WRITTEN INSTRUCTION 1:
What catalyst does the text on polyester synthesis name for the ring-opening copolymerization?

Results and discussions

Synthesis and characterization of polyester and corresponding Eu(III) and Tb(III) metallogels

The polyester was synthesized by ring-opening copolymerization using bis(triphenylphosphine)iminium chloride ([PPN]Cl) as a catalyst. In a subsequent step the main chain of the polyester was functionalized with the carboxylic acid group using thiol-ene click chemistry as shown in Scheme 1 (details of synthesis are given in experimental section).

Scheme 1 Synthetic scheme of polymer, functionalized polymer and metallogels.

The polyester was characterized using ¹H NMR spectroscopy, gel permeation chromatography (GPC), MALDI-TOF, and TGA analysis. The structures of the pristine and functionalized polyester were confirmed by ¹H NMR as shown in Fig. S1 and S2 (ESI†), respectively. ¹H NMR showed a sharp peak at 4.7 ppm, indicating that the polyester is fully alternating. The disappearance of multiplets at 6–6.5 ppm suggests the substitution of carboxyl ligand to the unsaturated norbornene group in the polymer backbone. Additionally, the complete disappearance of the unsaturated peak suggests that the functionalization of the polymer in thiol-ene reaction is more than 99%. Fig. S3 (ESI†) shows the results of the gel permeation chromatography (GPC) of the pristine and functionalized polymer. The results indicate that the number average molecular weight of the pristine polymer is 15 920 Da with dispersity index (M_w/M_n) value of 1.30. However, no peaks of the functionalized polyester were detected by GPC, presumably due to the adhesion of carboxylic functional groups of the functionalized polymer with the polystyrene gels used in GPC column. MALDI-TOF spectrum of functionalized polyester shows sharp peaks around m/z = 4817 and m/z = 8205 indicating the formation of the polymer (ESI† Fig. S4). Fig. S5 (ESI†) shows the results of thermo-gravimetric analysis (TGA) of the functionalized polymer. The weight loss in the temperature range 120–180 °C is attributed to loss of water molecules. The onset of decomposition of the polymer is ∼250 °C and the decomposition is complete at ∼420 °C.

WRITTEN INSTRUCTION 2:
Give the lines of the listing as a JSON list of strings, one string per line and no blank lines, starting at the line that contains "Text: 100.0%: 100.0%: [1256, 851, 1322, 869]" and ending at the line that contains "Point: [912, 540, 935, 554]".

DATASET CONTENT:

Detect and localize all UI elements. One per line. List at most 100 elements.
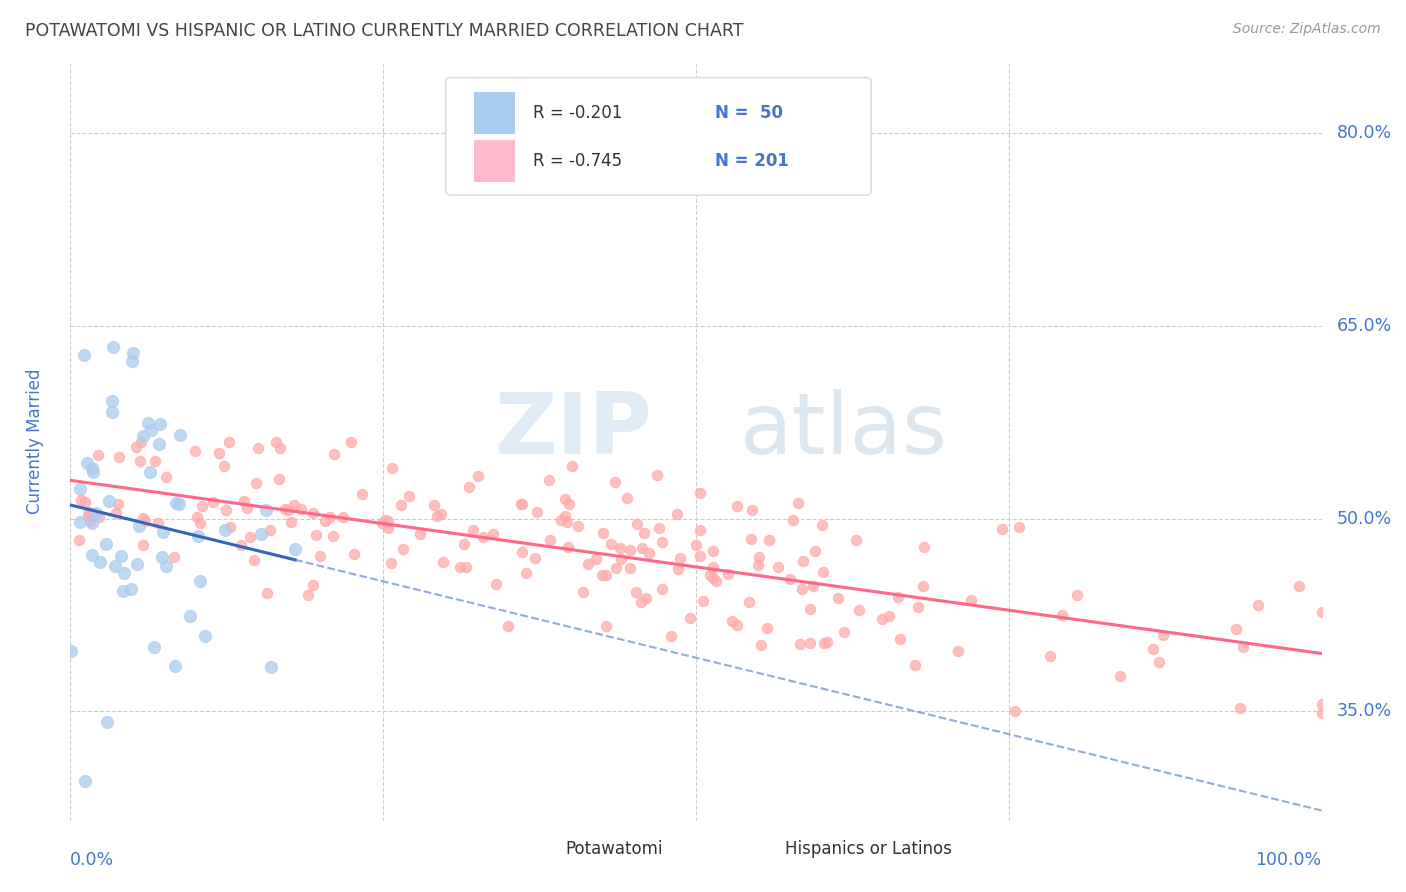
Text: 100.0%: 100.0%: [1256, 851, 1322, 869]
Point: [887, 591, 910, 605]
Point: [111, 584, 134, 599]
Point: [219, 519, 242, 533]
Point: [609, 541, 631, 555]
Point: [76, 456, 98, 470]
Point: [498, 619, 520, 633]
Point: [912, 540, 935, 554]
Text: POTAWATOMI VS HISPANIC OR LATINO CURRENTLY MARRIED CORRELATION CHART: POTAWATOMI VS HISPANIC OR LATINO CURRENT…: [25, 22, 744, 40]
Text: Potawatomi: Potawatomi: [565, 840, 664, 858]
Point: [454, 559, 477, 574]
Point: [638, 546, 661, 560]
Point: [432, 556, 454, 570]
Point: [811, 518, 834, 533]
Point: [322, 529, 344, 543]
Text: Source: ZipAtlas.com: Source: ZipAtlas.com: [1233, 22, 1381, 37]
Point: [280, 515, 302, 529]
Point: [526, 505, 548, 519]
Point: [165, 496, 187, 510]
Point: [245, 476, 267, 491]
Point: [75, 494, 97, 508]
Point: [645, 467, 668, 482]
Point: [1149, 656, 1171, 670]
Point: [101, 394, 124, 409]
Point: [314, 514, 336, 528]
Point: [1008, 520, 1031, 534]
Point: [619, 542, 641, 557]
Point: [1225, 622, 1247, 636]
Point: [610, 552, 633, 566]
Point: [1247, 598, 1270, 612]
Point: [1109, 669, 1132, 683]
Point: [391, 542, 413, 557]
Point: [69, 515, 91, 529]
Point: [69, 492, 91, 507]
Point: [128, 454, 150, 468]
Point: [789, 637, 811, 651]
Point: [107, 497, 129, 511]
Point: [77, 505, 100, 519]
Point: [128, 519, 150, 533]
Point: [633, 526, 655, 541]
Point: [250, 527, 273, 541]
Point: [143, 454, 166, 468]
Point: [96, 715, 118, 730]
Point: [554, 491, 576, 506]
Point: [749, 638, 772, 652]
Point: [1288, 580, 1310, 594]
Point: [1039, 648, 1062, 663]
Point: [567, 518, 589, 533]
Point: [449, 560, 471, 574]
Point: [389, 498, 412, 512]
Point: [134, 514, 156, 528]
Point: [1310, 605, 1333, 619]
Point: [259, 523, 281, 537]
Point: [453, 537, 475, 551]
Point: [557, 497, 579, 511]
Point: [845, 533, 868, 548]
Point: [80, 460, 103, 475]
Point: [790, 582, 813, 597]
Point: [741, 503, 763, 517]
Point: [1066, 588, 1088, 602]
Point: [630, 595, 652, 609]
Point: [591, 567, 613, 582]
Point: [510, 497, 533, 511]
Point: [631, 541, 654, 556]
Point: [758, 533, 780, 547]
Point: [725, 618, 748, 632]
Point: [904, 657, 927, 672]
Point: [215, 502, 238, 516]
Point: [515, 566, 537, 580]
Point: [319, 510, 342, 524]
Point: [457, 480, 479, 494]
Point: [277, 503, 299, 517]
Point: [799, 602, 821, 616]
Point: [592, 525, 614, 540]
Point: [689, 549, 711, 564]
Point: [699, 568, 721, 582]
Point: [302, 506, 325, 520]
Point: [482, 527, 505, 541]
Text: 65.0%: 65.0%: [1337, 317, 1392, 334]
Point: [79, 514, 101, 528]
Point: [186, 509, 208, 524]
Point: [634, 591, 657, 605]
Point: [1050, 608, 1073, 623]
Point: [212, 459, 235, 474]
Point: [377, 521, 399, 535]
Point: [304, 528, 326, 542]
Point: [239, 530, 262, 544]
Point: [717, 566, 740, 581]
Point: [472, 530, 495, 544]
Point: [870, 611, 893, 625]
Point: [256, 586, 278, 600]
FancyBboxPatch shape: [446, 78, 872, 195]
Text: 0.0%: 0.0%: [70, 851, 114, 869]
Point: [960, 593, 983, 607]
Point: [141, 423, 163, 437]
Point: [89, 555, 111, 569]
Point: [779, 572, 801, 586]
Point: [740, 532, 762, 546]
Point: [689, 523, 711, 537]
Point: [309, 549, 332, 563]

TASK OUTPUT 1:
Bis(triphenylphosphine)iminium chloride ([PPN]Cl).

TASK OUTPUT 2:
[
  "Text: 100.0%: 100.0%: [1256, 851, 1322, 869]",
  "Point: [887, 591, 910, 605]",
  "Point: [111, 584, 134, 599]",
  "Point: [219, 519, 242, 533]",
  "Point: [609, 541, 631, 555]",
  "Point: [76, 456, 98, 470]",
  "Point: [498, 619, 520, 633]",
  "Point: [912, 540, 935, 554]"
]